Excerpt from a dataset —
::::

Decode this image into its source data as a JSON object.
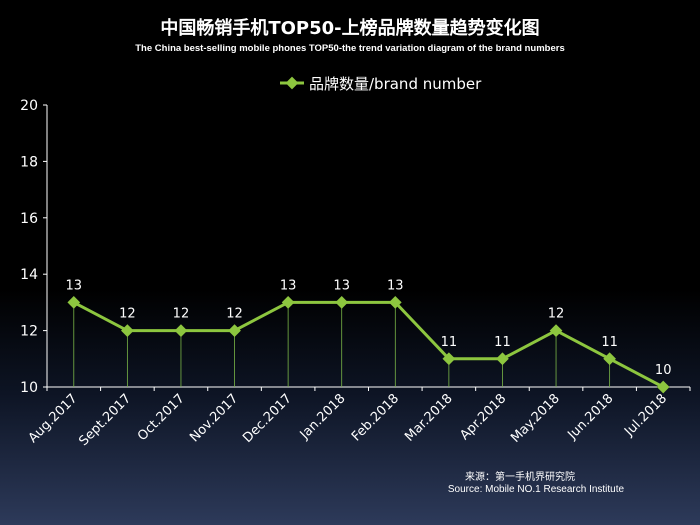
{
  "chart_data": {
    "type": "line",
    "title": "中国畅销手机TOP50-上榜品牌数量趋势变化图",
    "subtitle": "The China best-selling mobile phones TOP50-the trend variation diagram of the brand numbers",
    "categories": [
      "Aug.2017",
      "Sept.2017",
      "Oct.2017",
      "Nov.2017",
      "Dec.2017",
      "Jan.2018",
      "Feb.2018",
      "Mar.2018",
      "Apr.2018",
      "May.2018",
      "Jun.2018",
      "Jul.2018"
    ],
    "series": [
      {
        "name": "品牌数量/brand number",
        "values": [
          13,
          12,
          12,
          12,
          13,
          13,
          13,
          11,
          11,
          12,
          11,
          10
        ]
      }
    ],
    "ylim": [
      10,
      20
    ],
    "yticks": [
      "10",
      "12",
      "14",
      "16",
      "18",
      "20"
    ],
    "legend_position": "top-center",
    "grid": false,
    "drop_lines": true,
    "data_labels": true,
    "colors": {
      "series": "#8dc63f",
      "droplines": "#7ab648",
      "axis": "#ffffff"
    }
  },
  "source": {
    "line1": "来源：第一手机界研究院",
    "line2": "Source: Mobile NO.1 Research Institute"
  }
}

::::

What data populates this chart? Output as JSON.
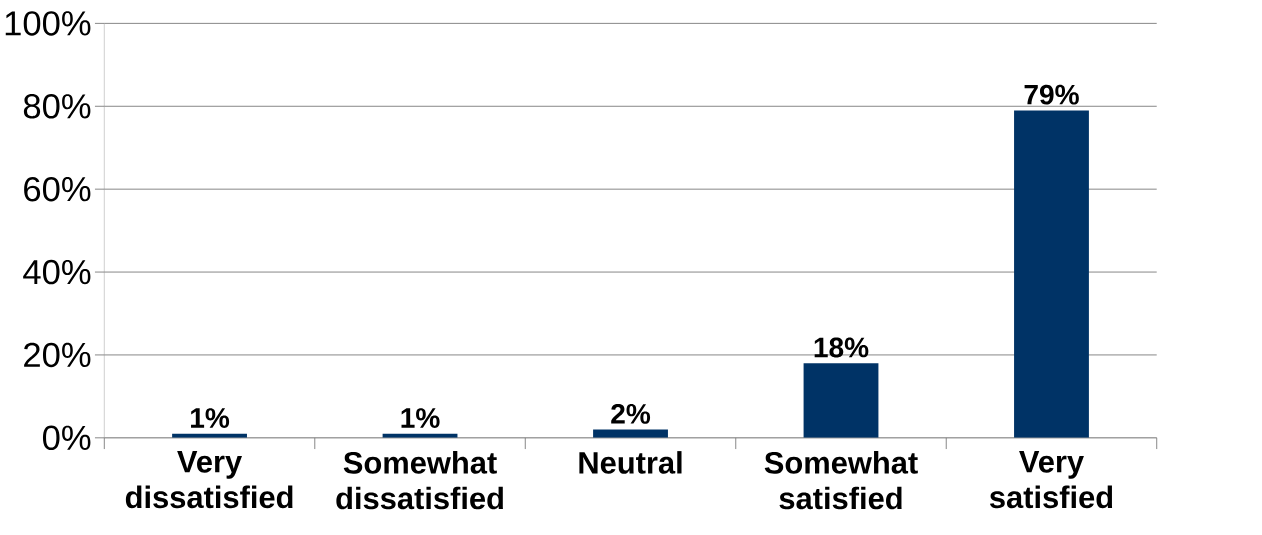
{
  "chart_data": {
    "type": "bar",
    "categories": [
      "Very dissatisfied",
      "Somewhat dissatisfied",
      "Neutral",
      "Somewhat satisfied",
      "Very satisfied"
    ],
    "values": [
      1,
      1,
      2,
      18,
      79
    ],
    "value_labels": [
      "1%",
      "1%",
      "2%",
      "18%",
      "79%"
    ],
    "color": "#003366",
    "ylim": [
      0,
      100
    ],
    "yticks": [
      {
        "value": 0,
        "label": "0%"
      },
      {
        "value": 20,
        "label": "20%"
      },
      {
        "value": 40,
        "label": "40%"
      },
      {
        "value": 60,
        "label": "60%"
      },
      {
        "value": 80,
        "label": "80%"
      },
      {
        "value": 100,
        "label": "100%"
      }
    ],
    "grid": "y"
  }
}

::::

Work to be completed — Say how many lines of the data hold the string "this". Reply with the number alone.

Answer to the problem — 2